> _Source passage_:

START

Pothole Detection System

Project Overview

The Pothole Detection System is designed to automatically identify and localize potholes in road images, providing critical infrastructure monitoring capabilities. The project encompasses the complete machine learning lifecycle from data preprocessing and model training to optimized deployment.

Key Features

YOLOv8-based Detection: Leverages state-of-the-art object detection architecture for accurate pothole localization
Stratified K-Fold Cross-Validation: Ensures robust model evaluation and generalization
Multi-Engine Inference: Supports PyTorch, ONNX, and OpenVINO for flexible deployment
Model Optimization: Implements pruning techniques to reduce model size and inference latency
Production-Ready API: FastAPI server with comprehensive bounding box predictions and performance metrics
Containerized Deployment: Docker support for seamless deployment across environments

Project Structure

pothole_detection/
├── pipeline/                      # Training and data preparation pipeline
│   ├── notebooks/
│   │   ├── data_cleaning.ipynb   # Data preprocessing and exploration
│   │   └── training.ipynb        # Model training experiments
│   └── scripts/
│       ├── create_folds_colab.py # K-fold split generation with stratification
│       ├── create_folds_kaggle.py
│       ├── train_fold.py          # Single fold training script
│       ├── train_full.py          # Final model training on best fold
│       └── summarize_cv.py        # Cross-validation results aggregation
│
└── server/                        # Inference server and deployment
    ├── app/
    │   ├── main.py               # FastAPI application entry point
    │   ├── engines/              # Inference engine implementations
    │   │   ├── pytorch_engine.py # Original and pruned PyTorch models
    │   │   ├── onnx_engine.py    # ONNX Runtime inference
    │   │   └── openvino_engine.py # Intel OpenVINO inference
    │   ├── models/               # Model artifacts
    │   │   ├── original.pt       # Original YOLOv8 model
    │   │   ├── pruned.pt         # Pruned model
    │   │   ├── model.onnx        # ONNX format
    │   │   └── model_openvino/   # OpenVINO IR format
    │   └── schemas/              # Pydantic response models
    ├── Dockerfile                # Container configuration
    └── requirements.txt          # Python dependencies

Methodology

1. Data Collection and Preprocessing

The project consolidates multiple Kaggle datasets into a unified, standardized format suitable for YOLOv8 training. This preprocessing phase is implemented in data_cleaning.ipynb.

END

> _Given exercise_:
Transcribe the pothole detection project description, starting with "The project consolidates" and going on through "implemented in data_cleaning.ipynb.". Work from the pothole detection project description alone, not from the data.

> _Data excerpt_:
START

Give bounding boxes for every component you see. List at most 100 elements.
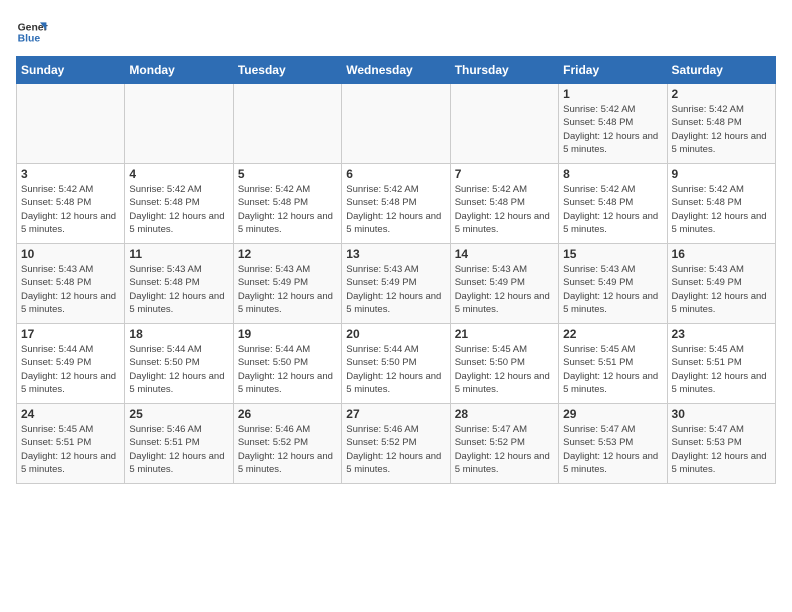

END

> _Answer below_:
The project consolidates multiple Kaggle datasets into a unified, standardized format suitable for YOLOv8 training. This preprocessing phase is implemented in data_cleaning.ipynb.